Oh no, here we go. I have good news and bad news. Or good news and more good news if you hate me for some reason.
I'm gonna make this quick.
1 - ADVENT CALENDAR. DAY 25. GIFT. OPEN IT.
made this to thank the people in that collab. play the game here
2 - I'm taking a long break.
No, not immediately. Around January, I might.
Finally, to the important news. Where do I start?
Look, first of all, it's not because I've been working on a big important project, or that I'm occupied in something else... listen. Listen very closely. I don't feel like myself anymore.
This isn't a joke, this is serious. I no longer feel like myself. I feel like I've changed for the worse. I noticed I've turned into a toxic person, and I might have been a bad influence even. I've set aside all the important things in life... and what for?
What for, indeed.
I wasted time trying to impress this site. Yes, I wasted my time and effort into trying to be one of the best, or to be recognized as one of the best. Why? Because I'm a lonely kid. I don't have that much self-esteem, and seeing you compliment my work makes me smile. It's weird, and to some it's understandable. But I hate it.
I don't hate Newgrounds, no. I love this site. I've met many wonderful people and even made friends with some of them. But it's time for me to calm down a bit, pull the brakes, hold the horses. Listen to me. I've gained an online following before I gained proper self-awareness.
After talking to some friends of mine, I decided to take a break. I don't know for how long, but I am gonna be under a hiatus. You might find me in the BBS, or talking in the Newgrounds Discord server, and that's fine. But I'm not gonna be uploading major art pieces, or joining anything big. I need to take time to recollect.
I hope you respect my decisions. I just need to take a break, that's all.
Merry Christmas by the way, and I hope this year ends sooner.

**Stored data**
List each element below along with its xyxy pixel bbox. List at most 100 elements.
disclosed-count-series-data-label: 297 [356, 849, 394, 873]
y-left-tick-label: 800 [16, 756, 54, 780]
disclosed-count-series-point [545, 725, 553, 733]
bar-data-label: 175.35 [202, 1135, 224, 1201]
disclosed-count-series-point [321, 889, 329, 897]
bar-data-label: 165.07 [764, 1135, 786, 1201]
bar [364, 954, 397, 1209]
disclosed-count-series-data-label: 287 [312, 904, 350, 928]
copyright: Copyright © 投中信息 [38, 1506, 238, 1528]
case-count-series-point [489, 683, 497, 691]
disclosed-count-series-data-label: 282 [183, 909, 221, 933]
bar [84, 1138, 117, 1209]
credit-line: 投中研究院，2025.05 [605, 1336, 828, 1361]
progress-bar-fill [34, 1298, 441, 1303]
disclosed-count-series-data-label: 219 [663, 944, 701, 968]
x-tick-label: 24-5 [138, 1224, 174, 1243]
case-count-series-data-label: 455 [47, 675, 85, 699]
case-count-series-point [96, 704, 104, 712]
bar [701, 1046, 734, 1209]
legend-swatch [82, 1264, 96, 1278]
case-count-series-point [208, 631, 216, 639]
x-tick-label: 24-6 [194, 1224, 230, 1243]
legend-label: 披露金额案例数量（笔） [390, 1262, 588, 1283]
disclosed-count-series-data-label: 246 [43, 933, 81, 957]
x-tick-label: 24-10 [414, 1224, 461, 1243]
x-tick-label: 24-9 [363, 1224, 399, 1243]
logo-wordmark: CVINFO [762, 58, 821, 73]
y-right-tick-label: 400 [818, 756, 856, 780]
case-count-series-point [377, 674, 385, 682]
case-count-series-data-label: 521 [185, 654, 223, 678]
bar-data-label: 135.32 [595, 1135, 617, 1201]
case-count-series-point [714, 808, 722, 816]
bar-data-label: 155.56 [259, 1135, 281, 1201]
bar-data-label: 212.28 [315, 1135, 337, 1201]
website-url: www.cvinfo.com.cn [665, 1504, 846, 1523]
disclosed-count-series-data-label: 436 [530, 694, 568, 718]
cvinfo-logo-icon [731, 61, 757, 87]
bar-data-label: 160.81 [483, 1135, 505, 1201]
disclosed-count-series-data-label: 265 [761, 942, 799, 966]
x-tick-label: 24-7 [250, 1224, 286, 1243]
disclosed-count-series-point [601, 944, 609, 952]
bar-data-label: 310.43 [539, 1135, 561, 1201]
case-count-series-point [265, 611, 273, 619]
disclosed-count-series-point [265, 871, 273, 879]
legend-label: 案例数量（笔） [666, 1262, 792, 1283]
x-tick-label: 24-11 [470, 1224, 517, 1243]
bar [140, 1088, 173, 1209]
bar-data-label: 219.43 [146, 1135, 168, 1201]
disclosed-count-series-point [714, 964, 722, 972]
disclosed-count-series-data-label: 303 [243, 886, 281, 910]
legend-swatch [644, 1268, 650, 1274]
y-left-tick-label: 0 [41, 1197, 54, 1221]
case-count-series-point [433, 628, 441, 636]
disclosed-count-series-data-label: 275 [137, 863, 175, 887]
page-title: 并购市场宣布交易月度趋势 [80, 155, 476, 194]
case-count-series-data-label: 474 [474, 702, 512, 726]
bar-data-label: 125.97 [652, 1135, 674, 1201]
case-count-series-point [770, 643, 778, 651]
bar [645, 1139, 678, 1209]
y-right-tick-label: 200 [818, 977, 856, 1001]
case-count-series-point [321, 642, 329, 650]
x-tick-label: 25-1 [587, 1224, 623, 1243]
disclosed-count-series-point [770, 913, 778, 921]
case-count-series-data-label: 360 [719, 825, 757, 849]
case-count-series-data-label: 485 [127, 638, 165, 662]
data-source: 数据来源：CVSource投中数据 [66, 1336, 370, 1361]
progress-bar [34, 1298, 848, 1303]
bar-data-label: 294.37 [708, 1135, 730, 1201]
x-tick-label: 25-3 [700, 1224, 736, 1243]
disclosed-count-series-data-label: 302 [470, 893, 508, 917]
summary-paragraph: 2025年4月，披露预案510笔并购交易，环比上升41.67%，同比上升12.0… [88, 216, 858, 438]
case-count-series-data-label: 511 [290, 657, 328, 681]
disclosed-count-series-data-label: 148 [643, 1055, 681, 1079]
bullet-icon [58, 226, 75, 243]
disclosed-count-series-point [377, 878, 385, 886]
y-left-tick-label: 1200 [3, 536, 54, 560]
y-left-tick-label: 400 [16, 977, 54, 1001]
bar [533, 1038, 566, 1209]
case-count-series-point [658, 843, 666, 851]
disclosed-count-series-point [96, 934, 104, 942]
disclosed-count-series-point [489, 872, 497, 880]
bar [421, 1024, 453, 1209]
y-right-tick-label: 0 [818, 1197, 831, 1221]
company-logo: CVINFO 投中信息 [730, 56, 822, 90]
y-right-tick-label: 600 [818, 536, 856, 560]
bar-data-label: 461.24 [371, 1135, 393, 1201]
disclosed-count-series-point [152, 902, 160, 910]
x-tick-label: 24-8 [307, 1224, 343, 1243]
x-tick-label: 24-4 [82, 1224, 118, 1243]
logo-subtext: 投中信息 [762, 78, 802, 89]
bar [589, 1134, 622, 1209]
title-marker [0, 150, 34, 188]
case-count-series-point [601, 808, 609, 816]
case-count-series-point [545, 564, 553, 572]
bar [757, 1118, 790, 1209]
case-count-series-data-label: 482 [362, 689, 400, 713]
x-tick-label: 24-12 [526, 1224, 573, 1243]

**Directions**
1. Repeat word for word the portion of the hiatus announcement starting with "After talking to" and going on through "year ends sooner.".
2. Answer these questions from the hiatus announcement:
(a) Which day of the advent calendar does the post mention?
(b) Around which month might the long break begin?
(c) Where might readers still find the writer during the hiatus?
None of the entries are needed for this work.

**Task-by-task outputs**
1.
After talking to some friends of mine, I decided to take a break. I don't know for how long, but I am gonna be under a hiatus. You might find me in the BBS, or talking in the Newgrounds Discord server, and that's fine. But I'm not gonna be uploading major art pieces, or joining anything big. I need to take time to recollect.
I hope you respect my decisions. I just need to take a break, that's all.
Merry Christmas by the way, and I hope this year ends sooner.

2.
(a) Day 25.
(b) January.
(c) In the BBS or in the Newgrounds Discord server.